EXERCISES:
**1.** Give every accuracy value stated in the passage on temperature and humidity sensors.
**2.** Extend the passage on temperature and humidity sensors, picking up right after its last sentence.

___ TEXT PROVIDED ___

I settled on a setup using very cheap DS18B20 digital temperature sensors (Figure 2). These cost less than $4 each with an accuracy of +/–0.5°C. These sensors also come in a waterproof package; I’ve found this useful for measuring subsoil temperatures around our ground slab. I also embedded four of these sensors in the rammed earth wall that provides thermal mass in our living room. Where I’m also interested in humidity, I use the HTU21D sensor, which provides relative humidity readings to a claimed accuracy of +/–5% and temperatures to +/–0.3°C. Again, these can be sourced readily for well under $10 each.

___ INFORMATION SUPPLIED ___

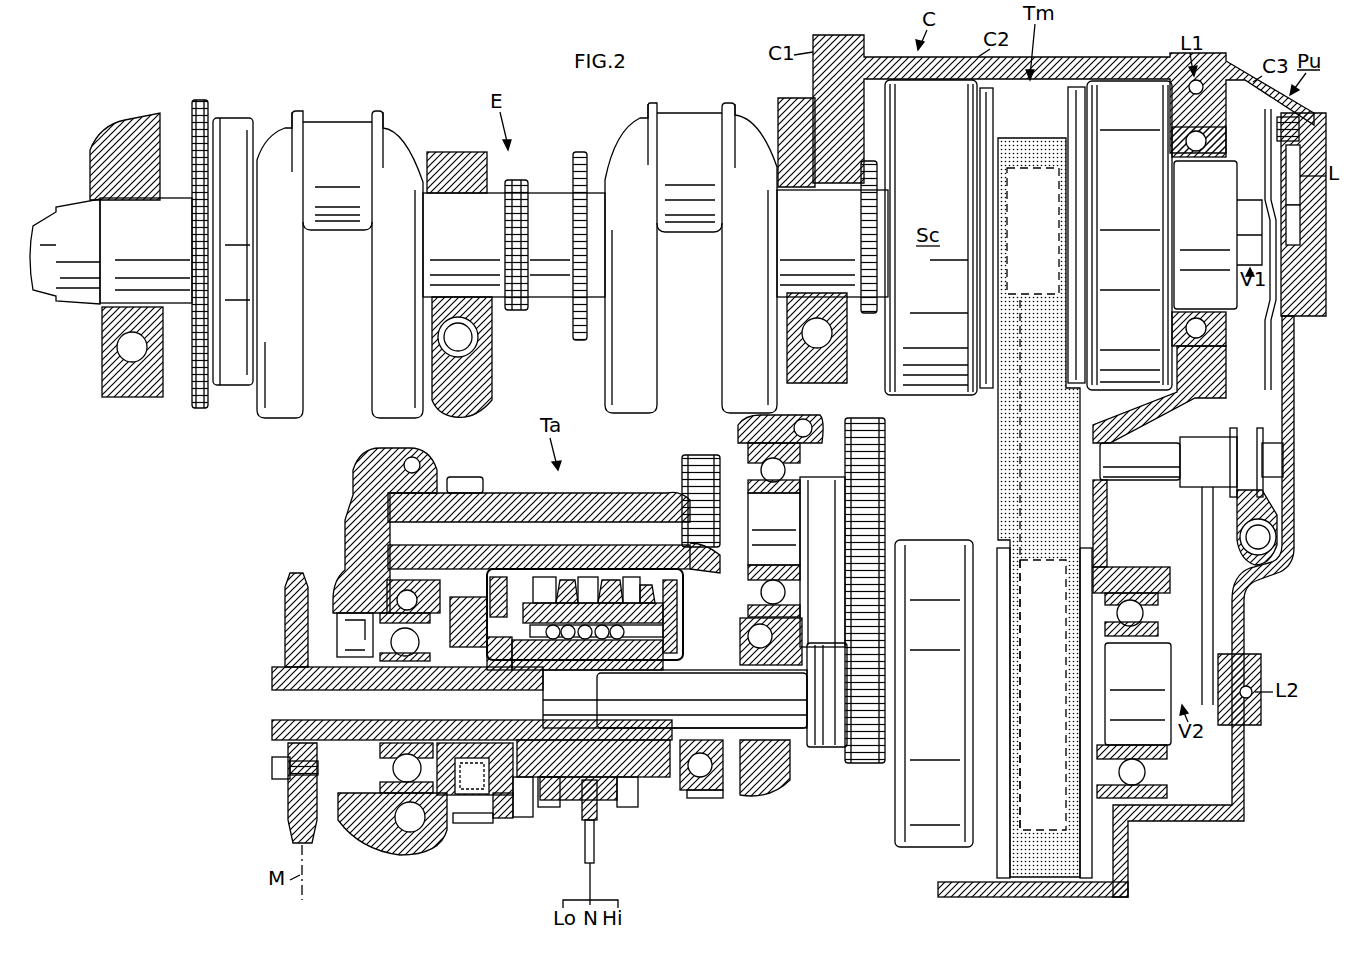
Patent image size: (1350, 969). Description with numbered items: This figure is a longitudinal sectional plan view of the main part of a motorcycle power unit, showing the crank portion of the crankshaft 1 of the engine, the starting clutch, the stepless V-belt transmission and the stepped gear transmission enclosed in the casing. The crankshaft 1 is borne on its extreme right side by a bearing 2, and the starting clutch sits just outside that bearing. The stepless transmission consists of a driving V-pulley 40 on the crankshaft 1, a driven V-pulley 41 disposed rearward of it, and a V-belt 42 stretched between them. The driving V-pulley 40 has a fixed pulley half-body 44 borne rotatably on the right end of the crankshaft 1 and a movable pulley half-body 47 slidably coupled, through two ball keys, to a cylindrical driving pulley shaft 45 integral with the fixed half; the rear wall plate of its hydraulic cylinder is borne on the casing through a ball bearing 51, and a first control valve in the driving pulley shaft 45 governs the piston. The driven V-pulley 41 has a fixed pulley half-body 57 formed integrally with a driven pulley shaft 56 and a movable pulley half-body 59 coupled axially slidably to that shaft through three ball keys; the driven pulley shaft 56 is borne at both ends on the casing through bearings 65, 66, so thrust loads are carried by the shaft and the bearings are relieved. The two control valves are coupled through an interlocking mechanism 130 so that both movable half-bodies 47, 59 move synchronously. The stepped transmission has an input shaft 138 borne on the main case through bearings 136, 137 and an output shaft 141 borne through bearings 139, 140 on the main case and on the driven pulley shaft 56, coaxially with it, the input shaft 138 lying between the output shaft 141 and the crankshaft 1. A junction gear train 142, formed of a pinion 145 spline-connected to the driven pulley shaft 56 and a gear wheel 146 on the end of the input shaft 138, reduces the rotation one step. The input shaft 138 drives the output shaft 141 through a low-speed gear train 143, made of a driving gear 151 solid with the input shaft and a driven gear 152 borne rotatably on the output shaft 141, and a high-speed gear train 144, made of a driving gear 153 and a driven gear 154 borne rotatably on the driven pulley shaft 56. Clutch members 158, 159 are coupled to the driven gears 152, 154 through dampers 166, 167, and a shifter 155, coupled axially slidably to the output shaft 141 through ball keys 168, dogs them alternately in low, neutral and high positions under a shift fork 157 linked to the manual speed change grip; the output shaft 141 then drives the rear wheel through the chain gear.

The crankshaft 1 is at (542, 200).
The bearing 2 is at (814, 182).
The driving V-pulley 40 is at (1118, 80).
The driven V-pulley 41 is at (910, 847).
The V-belt 42 is at (1034, 880).
The fixed pulley half-body 44 is at (987, 115).
The driving pulley shaft 45 is at (1032, 294).
The movable pulley half-body 47 is at (1070, 109).
The ball bearing 51 is at (1189, 97).
The driven pulley shaft 56 is at (675, 699).
The fixed pulley half-body 57 is at (1088, 855).
The movable pulley half-body 59 is at (997, 862).
The bearing 65 is at (771, 641).
The bearing 66 is at (1130, 604).
The interlocking mechanism 130 is at (1285, 466).
The bearing 136 is at (418, 560).
The bearing 137 is at (780, 514).
The input shaft 138 is at (539, 494).
The bearing 139 is at (407, 756).
The bearing 140 is at (628, 730).
The output shaft 141 is at (272, 683).
The junction gear train 142 is at (899, 590).
The low-speed gear train 143 is at (465, 482).
The high-speed gear train 144 is at (702, 454).
The pinion 145 is at (864, 750).
The gear wheel 146 is at (880, 492).
The driving gear 151 is at (483, 485).
The driven gear 152 is at (470, 823).
The driving gear 153 is at (684, 470).
The driven gear 154 is at (705, 800).
The shifter 155 is at (595, 778).
The shift fork 157 is at (594, 848).
The clutch member 158 is at (505, 818).
The clutch member 159 is at (587, 613).
The damper 166 is at (472, 762).
The damper 167 is at (715, 765).
The ball keys 168 is at (565, 640).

___

THE REPLIES:
**1.**
- +/–0.5°C (DS18B20)
- +/–5% relative humidity (HTU21D)
- +/–0.3°C (HTU21D temperature)

**2.**
As I was interested in a flexible sensor layout I couldn’t rely upon proximity to power outlets, so the sensors needed to be battery-powered. The Particle Photon is a tiny, low-powered microcontroller with wi-fi that enabled a flexible, low-cost sensor platform that can automatically upload sensor data to the internet (so-called ‘internet of things’). The Photon itself costs around $30. The setup, including Photon and battery holder, can be assembled into a small enclosure, with the sensor sticking out of the bottom of the enclosure a little so that it measures the temperature external to the enclosure. When powered with four AA batteries, each sensor unit can run for over six months while sampling every hour. The Photon is a very flexible device that can easily be programmed by anyone with experience in C programming or in using other microcontrollers like the Arduino. The end result is a sensor package that is 80 x 60 x 35mm and can be placed discreetly on a bookshelf or anywhere out of the way.

We’ve been able to use this data to confirm the home is performing as hoped. For example, Figure 3 shows that in summer it takes a long time for the home to heat up during hot spells; you can see that the home never heated beyond 27°C during a week of gradually escalating temperatures which peaked at 37°C.

Figure 5. Living room carbon dioxide (CO2) concentrations with the mechanical ventilation heat recovery system (MVHR) off and on. CO2 should be below 1000 ppm for good indoor air quality.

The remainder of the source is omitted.